--- Problem details ---
Go through the data below and gather each line containing "ALERT".

— begin —

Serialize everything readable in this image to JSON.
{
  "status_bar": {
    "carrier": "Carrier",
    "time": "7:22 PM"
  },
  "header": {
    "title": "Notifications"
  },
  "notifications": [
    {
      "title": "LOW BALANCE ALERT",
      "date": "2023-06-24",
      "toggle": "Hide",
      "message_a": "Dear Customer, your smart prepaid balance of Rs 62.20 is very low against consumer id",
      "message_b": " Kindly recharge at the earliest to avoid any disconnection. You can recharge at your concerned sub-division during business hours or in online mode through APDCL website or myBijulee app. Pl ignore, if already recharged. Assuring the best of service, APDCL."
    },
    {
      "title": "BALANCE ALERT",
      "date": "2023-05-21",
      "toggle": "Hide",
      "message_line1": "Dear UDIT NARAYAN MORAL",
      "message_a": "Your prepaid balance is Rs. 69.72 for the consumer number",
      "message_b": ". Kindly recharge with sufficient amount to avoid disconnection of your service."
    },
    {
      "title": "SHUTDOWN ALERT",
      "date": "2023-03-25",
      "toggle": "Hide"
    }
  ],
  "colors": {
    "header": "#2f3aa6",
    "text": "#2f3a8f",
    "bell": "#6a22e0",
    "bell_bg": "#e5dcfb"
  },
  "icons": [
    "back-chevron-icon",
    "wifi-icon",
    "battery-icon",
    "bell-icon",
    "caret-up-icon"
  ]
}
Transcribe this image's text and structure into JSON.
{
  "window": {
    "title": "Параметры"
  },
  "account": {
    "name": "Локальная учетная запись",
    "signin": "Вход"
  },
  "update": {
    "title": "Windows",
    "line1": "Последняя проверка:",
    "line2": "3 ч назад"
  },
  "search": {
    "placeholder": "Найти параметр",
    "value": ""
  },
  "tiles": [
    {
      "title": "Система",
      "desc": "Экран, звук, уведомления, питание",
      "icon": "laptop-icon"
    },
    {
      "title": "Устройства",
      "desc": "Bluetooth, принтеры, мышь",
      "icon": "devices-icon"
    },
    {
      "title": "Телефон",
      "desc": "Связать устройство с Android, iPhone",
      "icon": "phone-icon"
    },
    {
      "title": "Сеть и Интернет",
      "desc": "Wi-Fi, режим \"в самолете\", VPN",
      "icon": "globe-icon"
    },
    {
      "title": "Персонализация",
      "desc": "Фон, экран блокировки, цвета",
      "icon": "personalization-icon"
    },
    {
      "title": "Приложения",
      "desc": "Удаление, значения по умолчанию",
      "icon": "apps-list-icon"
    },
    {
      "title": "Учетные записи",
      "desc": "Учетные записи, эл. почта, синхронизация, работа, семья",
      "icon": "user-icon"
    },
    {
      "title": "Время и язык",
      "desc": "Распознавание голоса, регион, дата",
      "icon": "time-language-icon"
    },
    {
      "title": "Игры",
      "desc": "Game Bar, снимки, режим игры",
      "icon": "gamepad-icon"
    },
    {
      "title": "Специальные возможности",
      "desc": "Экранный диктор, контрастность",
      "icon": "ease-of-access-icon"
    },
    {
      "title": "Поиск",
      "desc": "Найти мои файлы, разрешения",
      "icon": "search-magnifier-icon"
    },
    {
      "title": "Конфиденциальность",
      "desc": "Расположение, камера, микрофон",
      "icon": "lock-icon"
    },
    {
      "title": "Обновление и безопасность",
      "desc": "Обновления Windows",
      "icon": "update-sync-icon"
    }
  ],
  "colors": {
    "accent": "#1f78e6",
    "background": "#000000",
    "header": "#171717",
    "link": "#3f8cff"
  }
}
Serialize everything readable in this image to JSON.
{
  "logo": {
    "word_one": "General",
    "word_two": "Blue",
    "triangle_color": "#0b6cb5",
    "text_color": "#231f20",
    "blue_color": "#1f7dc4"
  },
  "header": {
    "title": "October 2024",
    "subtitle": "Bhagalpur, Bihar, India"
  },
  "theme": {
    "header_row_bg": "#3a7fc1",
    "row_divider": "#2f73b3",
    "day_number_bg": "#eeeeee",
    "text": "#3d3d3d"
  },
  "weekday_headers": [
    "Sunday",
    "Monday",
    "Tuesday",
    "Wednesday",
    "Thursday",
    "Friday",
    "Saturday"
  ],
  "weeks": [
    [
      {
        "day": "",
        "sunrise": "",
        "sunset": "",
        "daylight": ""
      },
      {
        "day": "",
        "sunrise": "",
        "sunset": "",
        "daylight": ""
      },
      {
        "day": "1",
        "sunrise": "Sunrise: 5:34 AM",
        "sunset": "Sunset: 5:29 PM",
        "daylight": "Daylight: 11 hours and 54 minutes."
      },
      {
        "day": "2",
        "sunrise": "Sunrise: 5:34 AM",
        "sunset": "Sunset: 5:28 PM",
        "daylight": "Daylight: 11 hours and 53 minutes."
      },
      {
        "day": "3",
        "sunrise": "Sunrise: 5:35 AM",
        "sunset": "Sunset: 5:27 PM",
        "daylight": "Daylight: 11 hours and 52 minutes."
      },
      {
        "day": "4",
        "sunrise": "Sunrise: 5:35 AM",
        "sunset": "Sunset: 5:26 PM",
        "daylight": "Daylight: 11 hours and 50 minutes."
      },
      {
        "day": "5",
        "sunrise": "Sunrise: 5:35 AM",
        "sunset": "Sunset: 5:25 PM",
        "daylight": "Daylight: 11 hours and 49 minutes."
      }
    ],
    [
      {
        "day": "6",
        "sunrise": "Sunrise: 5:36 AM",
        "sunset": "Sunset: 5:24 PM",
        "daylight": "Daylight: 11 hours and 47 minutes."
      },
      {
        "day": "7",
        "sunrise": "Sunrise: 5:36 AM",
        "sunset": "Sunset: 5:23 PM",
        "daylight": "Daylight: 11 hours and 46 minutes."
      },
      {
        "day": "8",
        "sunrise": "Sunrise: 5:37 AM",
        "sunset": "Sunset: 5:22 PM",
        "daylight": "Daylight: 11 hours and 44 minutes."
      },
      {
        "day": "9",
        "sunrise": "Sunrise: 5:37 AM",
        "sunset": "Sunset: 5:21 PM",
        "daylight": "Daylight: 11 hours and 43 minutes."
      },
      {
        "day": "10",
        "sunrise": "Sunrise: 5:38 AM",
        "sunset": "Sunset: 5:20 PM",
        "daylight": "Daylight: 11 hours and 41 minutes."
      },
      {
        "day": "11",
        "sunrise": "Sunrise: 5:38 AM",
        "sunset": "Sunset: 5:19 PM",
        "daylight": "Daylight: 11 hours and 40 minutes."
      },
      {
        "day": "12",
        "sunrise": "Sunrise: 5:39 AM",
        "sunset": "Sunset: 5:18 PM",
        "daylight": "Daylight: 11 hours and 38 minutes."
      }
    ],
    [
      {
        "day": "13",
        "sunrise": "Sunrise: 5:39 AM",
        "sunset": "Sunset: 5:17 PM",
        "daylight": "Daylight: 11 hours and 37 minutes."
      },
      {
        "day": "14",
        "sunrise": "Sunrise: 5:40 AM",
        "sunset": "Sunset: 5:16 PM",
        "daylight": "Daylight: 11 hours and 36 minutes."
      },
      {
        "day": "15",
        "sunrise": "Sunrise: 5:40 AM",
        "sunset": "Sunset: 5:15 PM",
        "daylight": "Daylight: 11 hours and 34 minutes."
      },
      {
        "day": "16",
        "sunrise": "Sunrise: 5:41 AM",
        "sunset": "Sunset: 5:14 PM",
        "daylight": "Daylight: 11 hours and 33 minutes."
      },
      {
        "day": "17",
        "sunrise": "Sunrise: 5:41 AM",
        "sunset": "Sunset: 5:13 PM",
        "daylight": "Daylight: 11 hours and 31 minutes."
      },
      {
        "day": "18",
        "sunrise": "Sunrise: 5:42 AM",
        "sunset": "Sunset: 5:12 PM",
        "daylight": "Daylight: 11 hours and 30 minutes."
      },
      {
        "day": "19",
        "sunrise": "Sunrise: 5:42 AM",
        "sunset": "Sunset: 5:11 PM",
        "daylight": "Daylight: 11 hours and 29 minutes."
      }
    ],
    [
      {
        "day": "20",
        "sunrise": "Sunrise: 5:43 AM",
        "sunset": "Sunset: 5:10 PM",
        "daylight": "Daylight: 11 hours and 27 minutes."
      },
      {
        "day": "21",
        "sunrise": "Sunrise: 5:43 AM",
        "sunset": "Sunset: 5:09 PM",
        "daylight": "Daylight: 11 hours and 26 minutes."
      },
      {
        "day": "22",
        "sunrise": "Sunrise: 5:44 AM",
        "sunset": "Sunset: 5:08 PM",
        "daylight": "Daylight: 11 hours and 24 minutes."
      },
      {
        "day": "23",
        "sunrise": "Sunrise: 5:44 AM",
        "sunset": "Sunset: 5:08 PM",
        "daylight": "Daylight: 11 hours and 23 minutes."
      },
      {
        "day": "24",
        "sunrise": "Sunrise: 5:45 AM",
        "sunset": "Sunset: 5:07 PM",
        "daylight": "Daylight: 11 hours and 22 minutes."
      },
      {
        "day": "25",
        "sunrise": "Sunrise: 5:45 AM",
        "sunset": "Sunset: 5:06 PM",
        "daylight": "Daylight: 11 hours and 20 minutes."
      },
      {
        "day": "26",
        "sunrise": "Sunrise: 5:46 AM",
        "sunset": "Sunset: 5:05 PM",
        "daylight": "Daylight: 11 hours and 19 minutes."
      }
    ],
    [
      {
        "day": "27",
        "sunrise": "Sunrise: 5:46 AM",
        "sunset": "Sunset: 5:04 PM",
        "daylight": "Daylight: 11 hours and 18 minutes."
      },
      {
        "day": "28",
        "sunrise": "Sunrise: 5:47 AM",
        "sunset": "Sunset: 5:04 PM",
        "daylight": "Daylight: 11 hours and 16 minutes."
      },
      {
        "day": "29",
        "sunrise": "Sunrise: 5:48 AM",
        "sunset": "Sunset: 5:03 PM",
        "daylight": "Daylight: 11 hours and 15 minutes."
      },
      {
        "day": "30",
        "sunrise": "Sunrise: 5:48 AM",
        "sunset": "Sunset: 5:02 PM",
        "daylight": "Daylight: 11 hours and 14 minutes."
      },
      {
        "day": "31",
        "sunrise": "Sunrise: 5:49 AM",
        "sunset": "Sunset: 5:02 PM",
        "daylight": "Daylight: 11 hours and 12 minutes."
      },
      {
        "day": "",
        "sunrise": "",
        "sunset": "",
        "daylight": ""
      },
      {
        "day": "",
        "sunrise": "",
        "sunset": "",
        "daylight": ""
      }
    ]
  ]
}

— end —

--- Expected answer ---
      "title": "LOW BALANCE ALERT",
      "title": "BALANCE ALERT",
      "title": "SHUTDOWN ALERT",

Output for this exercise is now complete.